* MATERIAL PROVIDED
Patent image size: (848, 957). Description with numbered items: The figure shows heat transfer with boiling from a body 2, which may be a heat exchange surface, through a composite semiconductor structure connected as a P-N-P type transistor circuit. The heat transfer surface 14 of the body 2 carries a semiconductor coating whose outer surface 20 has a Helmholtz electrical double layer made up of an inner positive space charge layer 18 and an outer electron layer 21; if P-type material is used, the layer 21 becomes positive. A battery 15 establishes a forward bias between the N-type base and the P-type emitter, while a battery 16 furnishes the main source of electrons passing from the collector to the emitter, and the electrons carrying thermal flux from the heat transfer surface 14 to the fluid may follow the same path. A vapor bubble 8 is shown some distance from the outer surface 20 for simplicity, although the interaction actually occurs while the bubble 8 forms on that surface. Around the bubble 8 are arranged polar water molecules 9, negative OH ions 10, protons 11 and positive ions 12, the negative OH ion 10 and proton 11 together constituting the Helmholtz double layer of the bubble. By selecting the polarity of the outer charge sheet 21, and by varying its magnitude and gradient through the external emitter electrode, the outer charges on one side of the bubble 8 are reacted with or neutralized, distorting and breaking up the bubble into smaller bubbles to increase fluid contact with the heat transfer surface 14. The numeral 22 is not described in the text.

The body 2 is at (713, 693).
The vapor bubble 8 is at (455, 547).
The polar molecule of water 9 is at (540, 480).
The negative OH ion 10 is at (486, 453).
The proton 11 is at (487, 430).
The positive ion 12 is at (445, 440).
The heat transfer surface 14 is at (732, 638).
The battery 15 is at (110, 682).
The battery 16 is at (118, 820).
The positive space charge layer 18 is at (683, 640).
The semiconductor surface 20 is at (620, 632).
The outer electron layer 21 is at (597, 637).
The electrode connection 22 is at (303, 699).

* THE PROBLEM
Reproduce every line of the listing above, word for word.

* OUTPUT OF THE EXERCISE
Patent image size: (848, 957). Description with numbered items: The figure shows heat transfer with boiling from a body 2, which may be a heat exchange surface, through a composite semiconductor structure connected as a P-N-P type transistor circuit. The heat transfer surface 14 of the body 2 carries a semiconductor coating whose outer surface 20 has a Helmholtz electrical double layer made up of an inner positive space charge layer 18 and an outer electron layer 21; if P-type material is used, the layer 21 becomes positive. A battery 15 establishes a forward bias between the N-type base and the P-type emitter, while a battery 16 furnishes the main source of electrons passing from the collector to the emitter, and the electrons carrying thermal flux from the heat transfer surface 14 to the fluid may follow the same path. A vapor bubble 8 is shown some distance from the outer surface 20 for simplicity, although the interaction actually occurs while the bubble 8 forms on that surface. Around the bubble 8 are arranged polar water molecules 9, negative OH ions 10, protons 11 and positive ions 12, the negative OH ion 10 and proton 11 together constituting the Helmholtz double layer of the bubble. By selecting the polarity of the outer charge sheet 21, and by varying its magnitude and gradient through the external emitter electrode, the outer charges on one side of the bubble 8 are reacted with or neutralized, distorting and breaking up the bubble into smaller bubbles to increase fluid contact with the heat transfer surface 14. The numeral 22 is not described in the text.

The body 2 is at (713, 693).
The vapor bubble 8 is at (455, 547).
The polar molecule of water 9 is at (540, 480).
The negative OH ion 10 is at (486, 453).
The proton 11 is at (487, 430).
The positive ion 12 is at (445, 440).
The heat transfer surface 14 is at (732, 638).
The battery 15 is at (110, 682).
The battery 16 is at (118, 820).
The positive space charge layer 18 is at (683, 640).
The semiconductor surface 20 is at (620, 632).
The outer electron layer 21 is at (597, 637).
The electrode connection 22 is at (303, 699).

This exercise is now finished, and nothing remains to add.